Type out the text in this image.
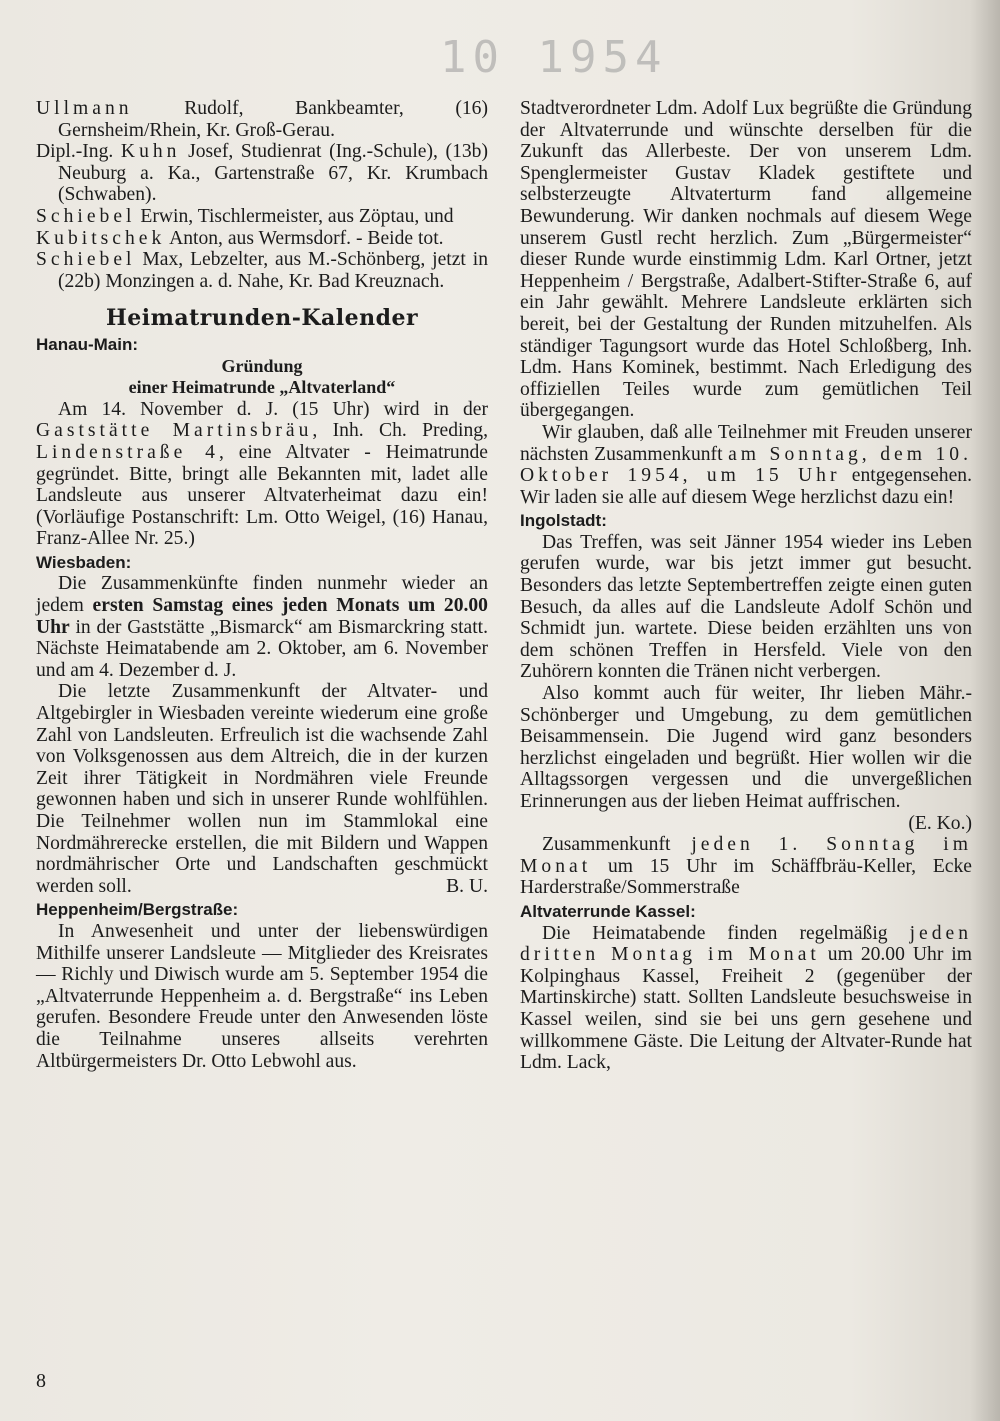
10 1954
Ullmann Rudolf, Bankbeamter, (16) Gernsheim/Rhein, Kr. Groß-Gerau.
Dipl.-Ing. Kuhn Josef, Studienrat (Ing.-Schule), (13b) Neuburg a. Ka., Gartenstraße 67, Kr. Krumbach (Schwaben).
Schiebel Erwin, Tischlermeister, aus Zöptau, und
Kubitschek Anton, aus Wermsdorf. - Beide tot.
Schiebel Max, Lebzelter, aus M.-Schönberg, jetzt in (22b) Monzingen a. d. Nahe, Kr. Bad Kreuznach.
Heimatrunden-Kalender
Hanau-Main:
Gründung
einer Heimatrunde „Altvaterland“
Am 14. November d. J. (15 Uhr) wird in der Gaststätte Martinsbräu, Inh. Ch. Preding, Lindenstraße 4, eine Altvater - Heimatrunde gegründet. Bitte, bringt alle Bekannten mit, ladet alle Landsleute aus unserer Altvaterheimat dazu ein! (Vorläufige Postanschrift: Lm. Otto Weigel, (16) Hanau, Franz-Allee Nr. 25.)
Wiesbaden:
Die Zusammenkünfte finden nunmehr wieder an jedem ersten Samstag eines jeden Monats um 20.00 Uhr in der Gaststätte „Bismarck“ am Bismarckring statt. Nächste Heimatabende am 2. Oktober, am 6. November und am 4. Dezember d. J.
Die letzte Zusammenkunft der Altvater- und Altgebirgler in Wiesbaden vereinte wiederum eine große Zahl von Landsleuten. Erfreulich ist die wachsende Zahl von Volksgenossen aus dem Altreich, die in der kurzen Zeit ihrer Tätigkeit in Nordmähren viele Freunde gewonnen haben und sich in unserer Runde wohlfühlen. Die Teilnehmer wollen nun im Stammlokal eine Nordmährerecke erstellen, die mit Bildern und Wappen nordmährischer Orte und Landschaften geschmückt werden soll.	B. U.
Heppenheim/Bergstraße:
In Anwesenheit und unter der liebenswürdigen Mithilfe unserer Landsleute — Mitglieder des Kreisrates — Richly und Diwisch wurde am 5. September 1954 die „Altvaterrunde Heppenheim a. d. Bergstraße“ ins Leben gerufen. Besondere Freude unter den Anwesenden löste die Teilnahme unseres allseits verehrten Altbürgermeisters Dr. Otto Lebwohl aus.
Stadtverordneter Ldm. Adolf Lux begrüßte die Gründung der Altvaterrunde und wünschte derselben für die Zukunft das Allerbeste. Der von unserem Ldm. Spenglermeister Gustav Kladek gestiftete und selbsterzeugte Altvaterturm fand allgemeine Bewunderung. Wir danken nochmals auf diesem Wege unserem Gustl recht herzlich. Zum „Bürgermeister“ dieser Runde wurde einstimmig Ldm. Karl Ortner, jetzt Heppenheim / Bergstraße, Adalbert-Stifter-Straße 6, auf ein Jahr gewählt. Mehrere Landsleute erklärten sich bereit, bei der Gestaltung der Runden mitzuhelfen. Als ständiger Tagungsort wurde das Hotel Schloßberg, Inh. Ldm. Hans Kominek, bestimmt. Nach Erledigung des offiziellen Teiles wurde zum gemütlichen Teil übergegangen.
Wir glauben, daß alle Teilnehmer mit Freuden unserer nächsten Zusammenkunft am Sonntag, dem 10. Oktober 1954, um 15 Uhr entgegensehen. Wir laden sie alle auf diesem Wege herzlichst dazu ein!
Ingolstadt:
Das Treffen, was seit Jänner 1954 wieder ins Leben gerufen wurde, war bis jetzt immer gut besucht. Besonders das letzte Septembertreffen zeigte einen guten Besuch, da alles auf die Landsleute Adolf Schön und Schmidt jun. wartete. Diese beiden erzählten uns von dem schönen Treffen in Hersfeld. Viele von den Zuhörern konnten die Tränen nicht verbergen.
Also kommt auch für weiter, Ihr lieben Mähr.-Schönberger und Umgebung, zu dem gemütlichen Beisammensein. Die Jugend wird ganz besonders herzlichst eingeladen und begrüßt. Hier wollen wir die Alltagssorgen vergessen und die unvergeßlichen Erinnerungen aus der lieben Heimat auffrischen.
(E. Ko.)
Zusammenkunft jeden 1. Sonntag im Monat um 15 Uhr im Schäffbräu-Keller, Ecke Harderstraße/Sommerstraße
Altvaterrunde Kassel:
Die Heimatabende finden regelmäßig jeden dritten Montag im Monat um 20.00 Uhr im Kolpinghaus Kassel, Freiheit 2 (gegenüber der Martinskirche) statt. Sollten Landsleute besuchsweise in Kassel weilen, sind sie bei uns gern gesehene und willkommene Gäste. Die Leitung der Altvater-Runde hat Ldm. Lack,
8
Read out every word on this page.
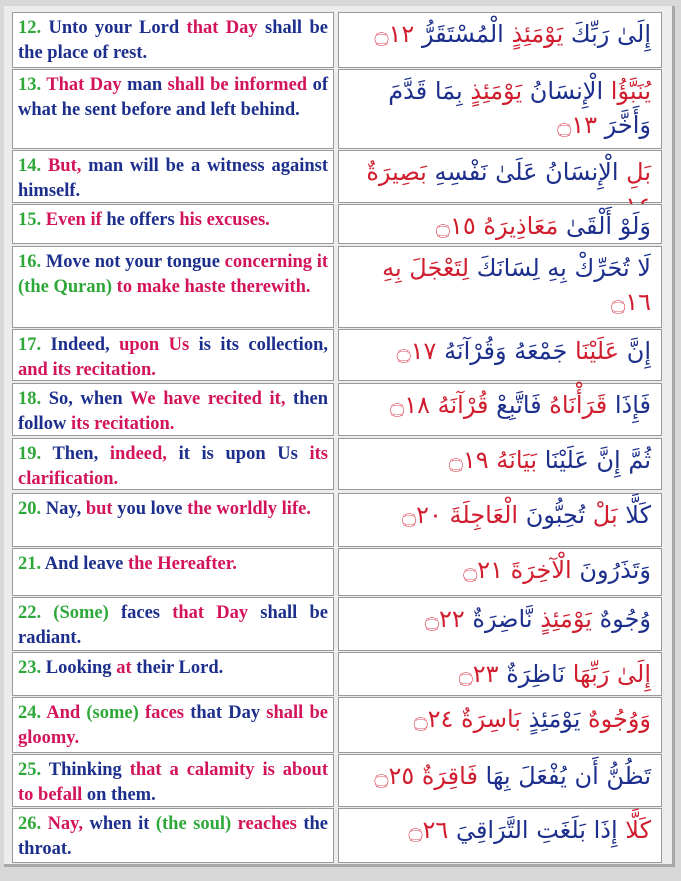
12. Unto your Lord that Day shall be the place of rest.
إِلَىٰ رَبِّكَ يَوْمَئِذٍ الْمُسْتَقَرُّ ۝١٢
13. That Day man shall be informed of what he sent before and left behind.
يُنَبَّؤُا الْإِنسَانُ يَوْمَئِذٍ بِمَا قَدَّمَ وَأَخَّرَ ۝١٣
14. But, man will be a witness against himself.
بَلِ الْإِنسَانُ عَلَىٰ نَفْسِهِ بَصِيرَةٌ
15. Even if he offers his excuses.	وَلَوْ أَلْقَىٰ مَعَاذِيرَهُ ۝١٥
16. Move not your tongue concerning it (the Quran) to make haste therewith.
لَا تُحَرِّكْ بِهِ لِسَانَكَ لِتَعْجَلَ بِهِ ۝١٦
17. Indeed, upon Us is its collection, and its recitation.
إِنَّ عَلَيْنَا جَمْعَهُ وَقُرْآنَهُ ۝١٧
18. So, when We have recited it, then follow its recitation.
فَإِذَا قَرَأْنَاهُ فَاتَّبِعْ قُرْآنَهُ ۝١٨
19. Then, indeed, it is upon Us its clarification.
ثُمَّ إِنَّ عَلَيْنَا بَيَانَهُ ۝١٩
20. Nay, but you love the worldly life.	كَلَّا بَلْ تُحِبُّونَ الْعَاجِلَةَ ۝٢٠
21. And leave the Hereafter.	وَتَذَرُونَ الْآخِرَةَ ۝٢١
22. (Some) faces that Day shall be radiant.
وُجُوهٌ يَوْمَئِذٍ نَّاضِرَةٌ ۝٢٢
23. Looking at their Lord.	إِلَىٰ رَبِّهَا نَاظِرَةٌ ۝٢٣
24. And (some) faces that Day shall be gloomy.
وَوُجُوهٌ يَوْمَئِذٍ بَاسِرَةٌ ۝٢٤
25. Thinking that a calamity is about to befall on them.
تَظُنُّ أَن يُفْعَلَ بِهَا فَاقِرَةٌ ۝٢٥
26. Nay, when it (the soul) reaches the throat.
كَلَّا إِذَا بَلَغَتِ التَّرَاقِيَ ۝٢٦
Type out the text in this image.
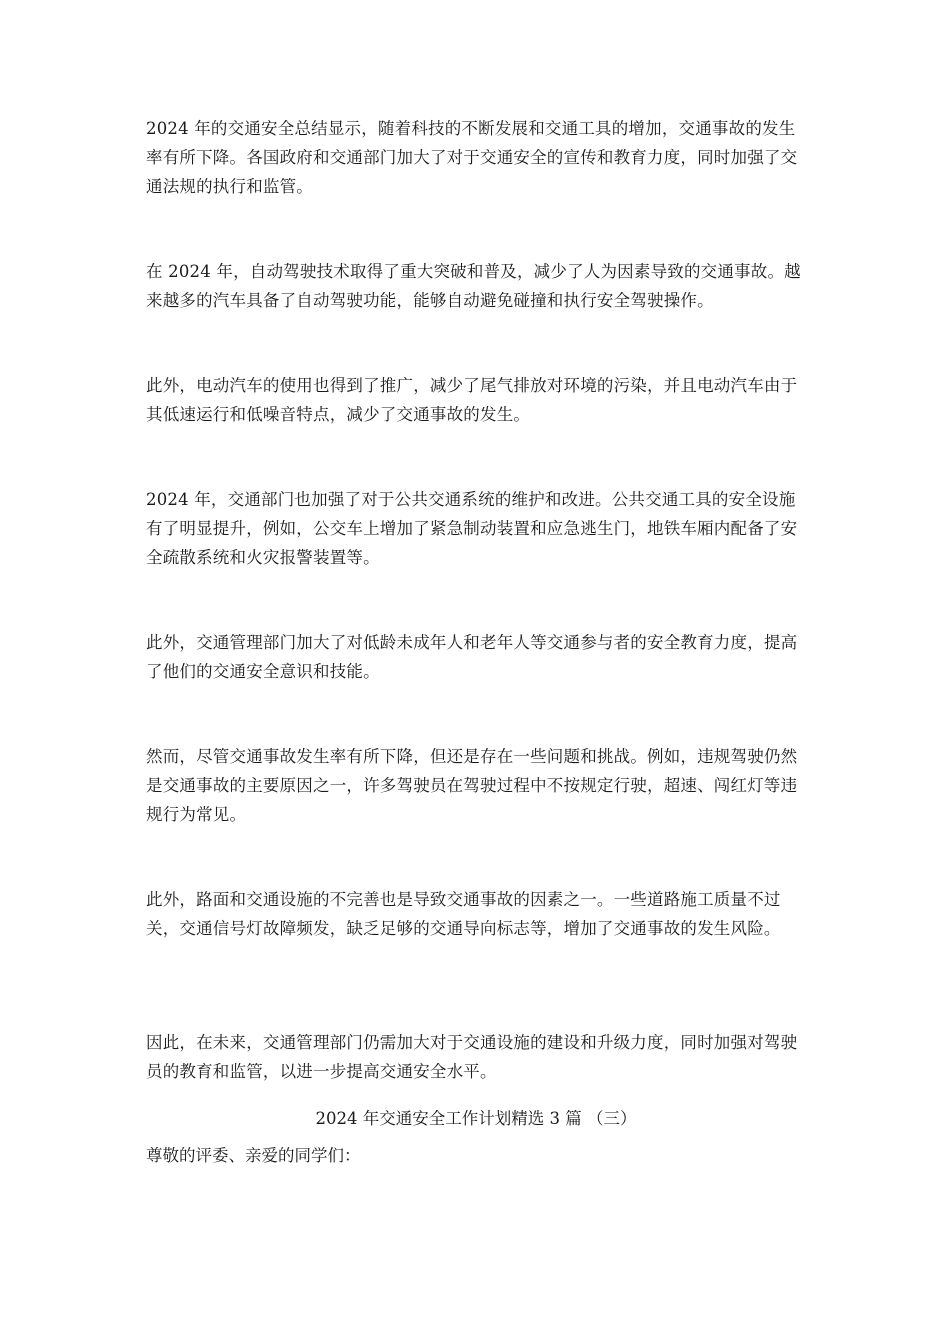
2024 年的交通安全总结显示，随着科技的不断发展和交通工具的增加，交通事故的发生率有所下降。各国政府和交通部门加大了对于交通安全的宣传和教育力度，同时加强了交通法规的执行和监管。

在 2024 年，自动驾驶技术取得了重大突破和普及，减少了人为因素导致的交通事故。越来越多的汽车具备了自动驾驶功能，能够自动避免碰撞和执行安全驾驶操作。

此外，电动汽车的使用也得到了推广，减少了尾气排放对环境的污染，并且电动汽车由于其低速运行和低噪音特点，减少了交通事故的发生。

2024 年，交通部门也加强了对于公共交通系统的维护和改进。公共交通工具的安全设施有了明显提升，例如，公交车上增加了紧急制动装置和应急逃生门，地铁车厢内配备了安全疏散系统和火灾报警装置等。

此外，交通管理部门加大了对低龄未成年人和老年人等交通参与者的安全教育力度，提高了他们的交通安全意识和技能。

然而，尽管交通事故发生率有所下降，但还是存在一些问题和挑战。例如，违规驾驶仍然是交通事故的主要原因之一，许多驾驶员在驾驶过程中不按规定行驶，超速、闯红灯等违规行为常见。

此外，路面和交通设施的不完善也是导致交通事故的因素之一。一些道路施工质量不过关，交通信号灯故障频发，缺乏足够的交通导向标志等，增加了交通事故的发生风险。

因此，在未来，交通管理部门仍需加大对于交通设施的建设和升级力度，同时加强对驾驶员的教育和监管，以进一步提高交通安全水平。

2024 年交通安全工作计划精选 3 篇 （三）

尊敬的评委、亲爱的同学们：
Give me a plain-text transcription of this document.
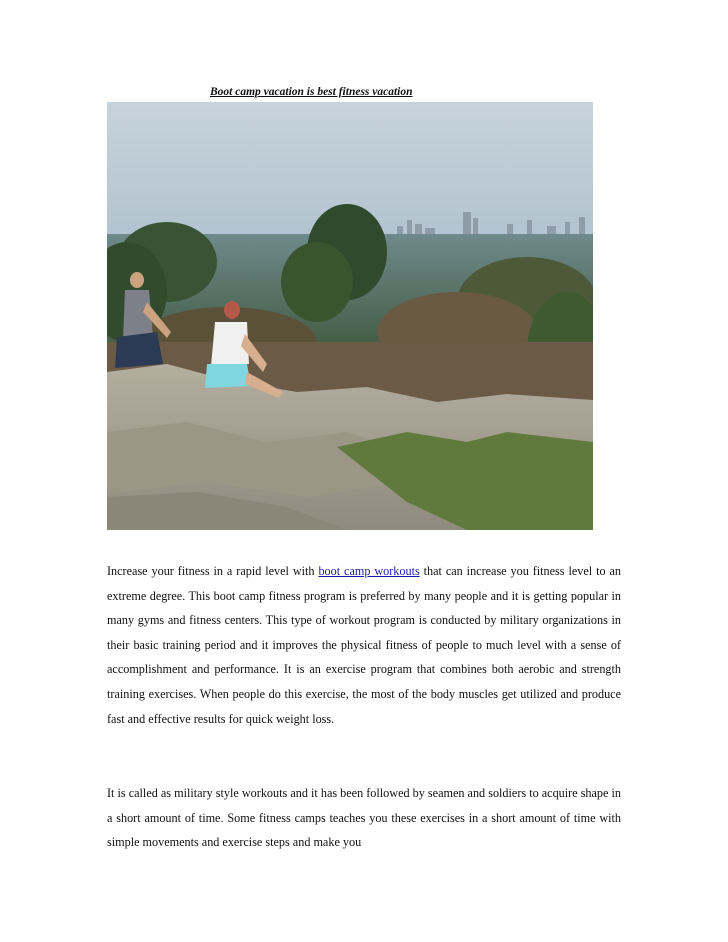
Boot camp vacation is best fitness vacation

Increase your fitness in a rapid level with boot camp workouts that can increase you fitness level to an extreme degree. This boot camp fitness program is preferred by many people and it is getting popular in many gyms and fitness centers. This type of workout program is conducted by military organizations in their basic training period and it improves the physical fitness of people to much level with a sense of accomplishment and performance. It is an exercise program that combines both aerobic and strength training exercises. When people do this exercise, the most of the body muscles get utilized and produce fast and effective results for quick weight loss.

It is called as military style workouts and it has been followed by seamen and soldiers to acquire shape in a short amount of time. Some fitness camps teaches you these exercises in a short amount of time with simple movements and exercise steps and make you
---------------
### Given exercise
Find how many lines of the entries contain "statt". Respond with the number only.

### Written solution
2